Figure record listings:
— Begin —

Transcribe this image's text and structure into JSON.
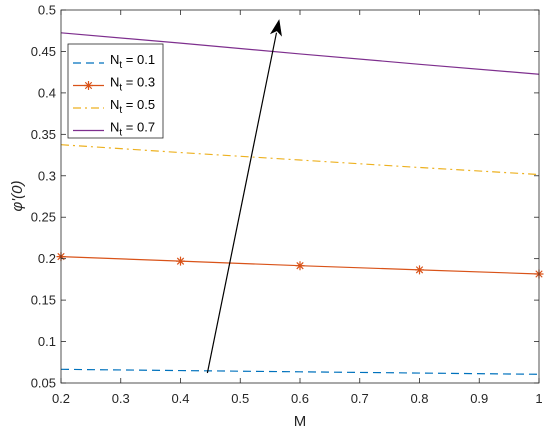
{
  "chart_data": {
    "type": "line",
    "title": "",
    "xlabel": "M",
    "ylabel": "φ'(0)",
    "xlim": [
      0.2,
      1.0
    ],
    "ylim": [
      0.05,
      0.5
    ],
    "xticks": [
      0.2,
      0.3,
      0.4,
      0.5,
      0.6,
      0.7,
      0.8,
      0.9,
      1.0
    ],
    "xtick_labels": [
      "0.2",
      "0.3",
      "0.4",
      "0.5",
      "0.6",
      "0.7",
      "0.8",
      "0.9",
      "1"
    ],
    "yticks": [
      0.05,
      0.1,
      0.15,
      0.2,
      0.25,
      0.3,
      0.35,
      0.4,
      0.45,
      0.5
    ],
    "ytick_labels": [
      "0.05",
      "0.1",
      "0.15",
      "0.2",
      "0.25",
      "0.3",
      "0.35",
      "0.4",
      "0.45",
      "0.5"
    ],
    "grid": false,
    "legend_position": "top-left",
    "x": [
      0.2,
      0.4,
      0.6,
      0.8,
      1.0
    ],
    "series": [
      {
        "name": "N_t = 0.1",
        "legend_main": "N",
        "legend_sub": "t",
        "legend_rest": " = 0.1",
        "values": [
          0.0665,
          0.065,
          0.0635,
          0.062,
          0.0605
        ],
        "color": "#0072BD",
        "line_style": "dashed",
        "marker": "none"
      },
      {
        "name": "N_t = 0.3",
        "legend_main": "N",
        "legend_sub": "t",
        "legend_rest": " = 0.3",
        "values": [
          0.2025,
          0.197,
          0.1915,
          0.1865,
          0.1815
        ],
        "color": "#D95319",
        "line_style": "solid",
        "marker": "asterisk"
      },
      {
        "name": "N_t = 0.5",
        "legend_main": "N",
        "legend_sub": "t",
        "legend_rest": " = 0.5",
        "values": [
          0.3375,
          0.328,
          0.319,
          0.31,
          0.3015
        ],
        "color": "#EDB120",
        "line_style": "dashdot",
        "marker": "none"
      },
      {
        "name": "N_t = 0.7",
        "legend_main": "N",
        "legend_sub": "t",
        "legend_rest": " = 0.7",
        "values": [
          0.4725,
          0.46,
          0.447,
          0.4345,
          0.4225
        ],
        "color": "#7E2F8E",
        "line_style": "solid",
        "marker": "none"
      }
    ],
    "annotations": [
      {
        "type": "arrow",
        "from": [
          0.445,
          0.062
        ],
        "to": [
          0.565,
          0.488
        ],
        "color": "#000000"
      }
    ]
  }
}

— End —

[Short exercise] Pictures are to be left out; repeat all the remaining data exactly.

[Correct output]
Transcribe this image's text and structure into JSON.
{
  "chart_data": {
    "type": "line",
    "title": "",
    "xlabel": "M",
    "ylabel": "φ'(0)",
    "xlim": [
      0.2,
      1.0
    ],
    "ylim": [
      0.05,
      0.5
    ],
    "xticks": [
      0.2,
      0.3,
      0.4,
      0.5,
      0.6,
      0.7,
      0.8,
      0.9,
      1.0
    ],
    "xtick_labels": [
      "0.2",
      "0.3",
      "0.4",
      "0.5",
      "0.6",
      "0.7",
      "0.8",
      "0.9",
      "1"
    ],
    "yticks": [
      0.05,
      0.1,
      0.15,
      0.2,
      0.25,
      0.3,
      0.35,
      0.4,
      0.45,
      0.5
    ],
    "ytick_labels": [
      "0.05",
      "0.1",
      "0.15",
      "0.2",
      "0.25",
      "0.3",
      "0.35",
      "0.4",
      "0.45",
      "0.5"
    ],
    "grid": false,
    "legend_position": "top-left",
    "x": [
      0.2,
      0.4,
      0.6,
      0.8,
      1.0
    ],
    "series": [
      {
        "name": "N_t = 0.1",
        "legend_main": "N",
        "legend_sub": "t",
        "legend_rest": " = 0.1",
        "values": [
          0.0665,
          0.065,
          0.0635,
          0.062,
          0.0605
        ],
        "color": "#0072BD",
        "line_style": "dashed",
        "marker": "none"
      },
      {
        "name": "N_t = 0.3",
        "legend_main": "N",
        "legend_sub": "t",
        "legend_rest": " = 0.3",
        "values": [
          0.2025,
          0.197,
          0.1915,
          0.1865,
          0.1815
        ],
        "color": "#D95319",
        "line_style": "solid",
        "marker": "asterisk"
      },
      {
        "name": "N_t = 0.5",
        "legend_main": "N",
        "legend_sub": "t",
        "legend_rest": " = 0.5",
        "values": [
          0.3375,
          0.328,
          0.319,
          0.31,
          0.3015
        ],
        "color": "#EDB120",
        "line_style": "dashdot",
        "marker": "none"
      },
      {
        "name": "N_t = 0.7",
        "legend_main": "N",
        "legend_sub": "t",
        "legend_rest": " = 0.7",
        "values": [
          0.4725,
          0.46,
          0.447,
          0.4345,
          0.4225
        ],
        "color": "#7E2F8E",
        "line_style": "solid",
        "marker": "none"
      }
    ],
    "annotations": [
      {
        "type": "arrow",
        "from": [
          0.445,
          0.062
        ],
        "to": [
          0.565,
          0.488
        ],
        "color": "#000000"
      }
    ]
  }
}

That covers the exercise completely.